Extracted entries start

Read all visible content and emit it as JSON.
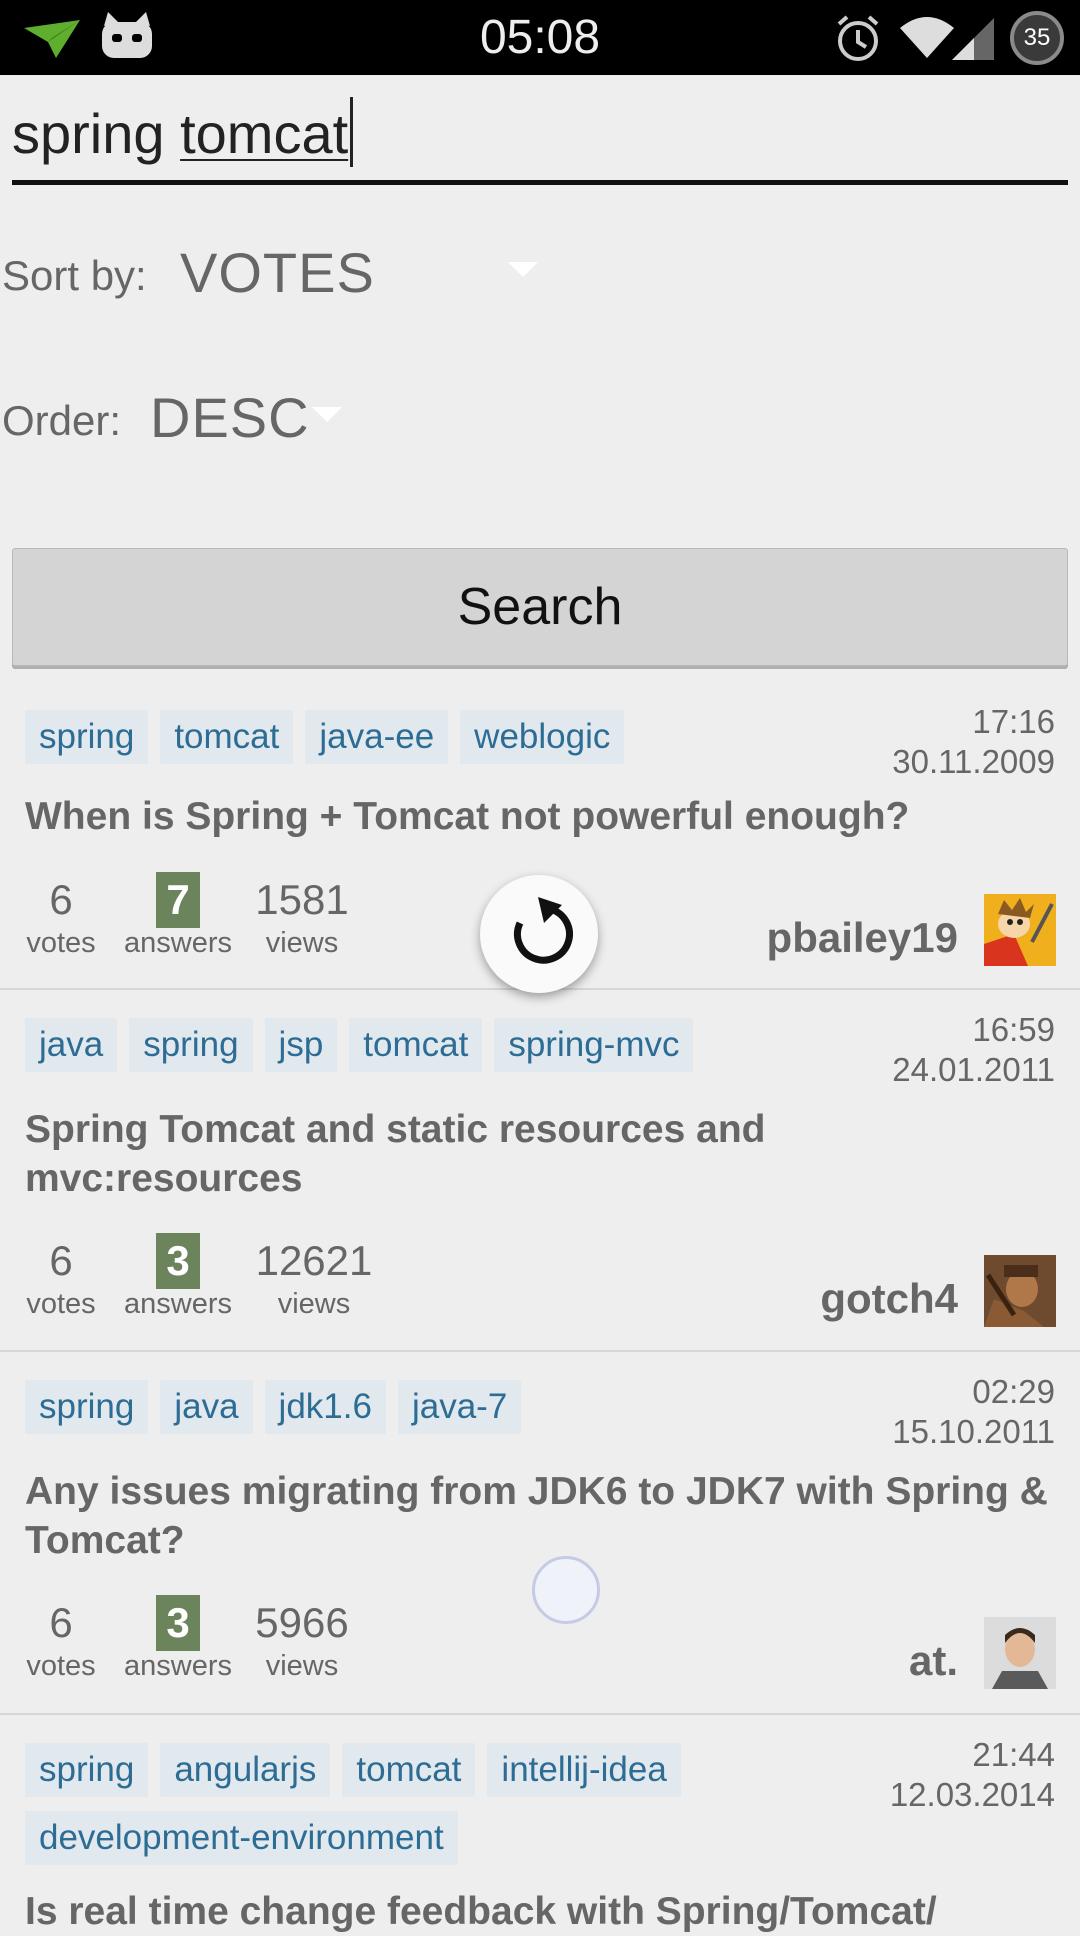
{
  "status_bar": {
    "time": "05:08",
    "battery": "35",
    "icons": [
      "airplane-app-icon",
      "cat-app-icon",
      "alarm-icon",
      "wifi-icon",
      "signal-icon",
      "battery-icon"
    ]
  },
  "search": {
    "prefix": "spring",
    "word": "tomcat",
    "button_label": "Search"
  },
  "sort": {
    "label": "Sort by:",
    "value": "VOTES"
  },
  "order": {
    "label": "Order:",
    "value": "DESC"
  },
  "colors": {
    "tag_bg": "#e1e9ee",
    "tag_text": "#2d6c94",
    "answers_badge": "#6c845c"
  },
  "results": [
    {
      "tags": [
        "spring",
        "tomcat",
        "java-ee",
        "weblogic"
      ],
      "time": "17:16",
      "date": "30.11.2009",
      "title": "When is Spring + Tomcat not powerful enough?",
      "votes": "6",
      "votes_label": "votes",
      "answers": "7",
      "answers_label": "answers",
      "views": "1581",
      "views_label": "views",
      "user": "pbailey19"
    },
    {
      "tags": [
        "java",
        "spring",
        "jsp",
        "tomcat",
        "spring-mvc"
      ],
      "time": "16:59",
      "date": "24.01.2011",
      "title_line1": "Spring Tomcat and static resources and",
      "title_line2": "mvc:resources",
      "votes": "6",
      "votes_label": "votes",
      "answers": "3",
      "answers_label": "answers",
      "views": "12621",
      "views_label": "views",
      "user": "gotch4"
    },
    {
      "tags": [
        "spring",
        "java",
        "jdk1.6",
        "java-7"
      ],
      "time": "02:29",
      "date": "15.10.2011",
      "title_line1": "Any issues migrating from JDK6 to JDK7 with Spring &",
      "title_line2": "Tomcat?",
      "votes": "6",
      "votes_label": "votes",
      "answers": "3",
      "answers_label": "answers",
      "views": "5966",
      "views_label": "views",
      "user": "at."
    },
    {
      "tags": [
        "spring",
        "angularjs",
        "tomcat",
        "intellij-idea",
        "development-environment"
      ],
      "time": "21:44",
      "date": "12.03.2014",
      "title": "Is real time change feedback with Spring/Tomcat/"
    }
  ]
}
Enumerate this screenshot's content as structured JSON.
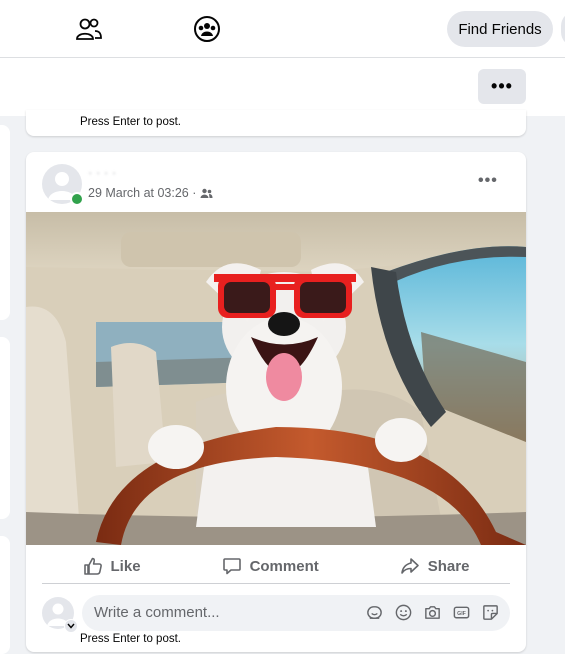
{
  "nav": {
    "friends_icon": "friends-icon",
    "groups_icon": "groups-icon",
    "find_friends_label": "Find Friends"
  },
  "header": {
    "more_label": "•••"
  },
  "previous_post": {
    "hint": "Press Enter to post."
  },
  "post": {
    "author": "· ·  · ·",
    "timestamp": "29 March at 03:26 ·",
    "audience_icon": "friends-audience-icon",
    "more_label": "•••",
    "image_alt": "dog wearing red sunglasses driving a car",
    "actions": {
      "like": "Like",
      "comment": "Comment",
      "share": "Share"
    },
    "comment_box": {
      "placeholder": "Write a comment...",
      "hint": "Press Enter to post.",
      "icons": [
        "sticker-face-icon",
        "emoji-icon",
        "camera-icon",
        "gif-icon",
        "sticker-icon"
      ]
    }
  },
  "colors": {
    "accent_online": "#31a24c",
    "sunglasses": "#e8201f",
    "button_gray": "#e4e6eb"
  }
}
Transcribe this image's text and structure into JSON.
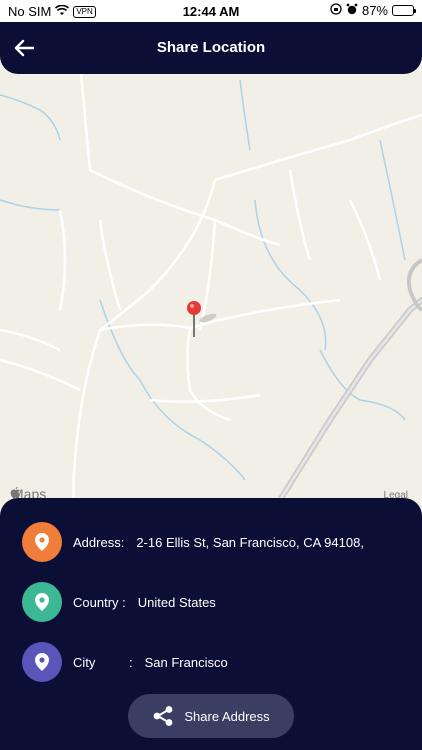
{
  "status_bar": {
    "carrier": "No SIM",
    "vpn": "VPN",
    "time": "12:44 AM",
    "battery": "87%",
    "battery_level": 0.87
  },
  "header": {
    "title": "Share Location"
  },
  "map": {
    "brand": "Maps",
    "legal": "Legal"
  },
  "details": {
    "address_label": "Address:",
    "address_value": "2-16 Ellis St, San Francisco, CA 94108,",
    "country_label": "Country :",
    "country_value": "United States",
    "city_label": "City",
    "city_sep": ":",
    "city_value": "San Francisco"
  },
  "actions": {
    "share_label": "Share Address"
  },
  "colors": {
    "primary": "#0c0f35",
    "address_icon": "#f07d3a",
    "country_icon": "#3cb894",
    "city_icon": "#5a55b8",
    "pin": "#e53935",
    "share_button": "#3b3e63"
  }
}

Extracted entries end

### Given task:
Beginning with the line that holds "Enumerate this screenshot's", extract every line to the end of the material, exactly as it stands, and drop the pictures.

### Answer to the problem:
Enumerate this screenshot's content as structured JSON.
{
  "nav": {
    "friends_icon": "friends-icon",
    "groups_icon": "groups-icon",
    "find_friends_label": "Find Friends"
  },
  "header": {
    "more_label": "•••"
  },
  "previous_post": {
    "hint": "Press Enter to post."
  },
  "post": {
    "author": "· ·  · ·",
    "timestamp": "29 March at 03:26 ·",
    "audience_icon": "friends-audience-icon",
    "more_label": "•••",
    "image_alt": "dog wearing red sunglasses driving a car",
    "actions": {
      "like": "Like",
      "comment": "Comment",
      "share": "Share"
    },
    "comment_box": {
      "placeholder": "Write a comment...",
      "hint": "Press Enter to post.",
      "icons": [
        "sticker-face-icon",
        "emoji-icon",
        "camera-icon",
        "gif-icon",
        "sticker-icon"
      ]
    }
  },
  "colors": {
    "accent_online": "#31a24c",
    "sunglasses": "#e8201f",
    "button_gray": "#e4e6eb"
  }
}
Transcribe this image's text and structure into JSON.
{
  "status_bar": {
    "carrier": "No SIM",
    "vpn": "VPN",
    "time": "12:44 AM",
    "battery": "87%",
    "battery_level": 0.87
  },
  "header": {
    "title": "Share Location"
  },
  "map": {
    "brand": "Maps",
    "legal": "Legal"
  },
  "details": {
    "address_label": "Address:",
    "address_value": "2-16 Ellis St, San Francisco, CA 94108,",
    "country_label": "Country :",
    "country_value": "United States",
    "city_label": "City",
    "city_sep": ":",
    "city_value": "San Francisco"
  },
  "actions": {
    "share_label": "Share Address"
  },
  "colors": {
    "primary": "#0c0f35",
    "address_icon": "#f07d3a",
    "country_icon": "#3cb894",
    "city_icon": "#5a55b8",
    "pin": "#e53935",
    "share_button": "#3b3e63"
  }
}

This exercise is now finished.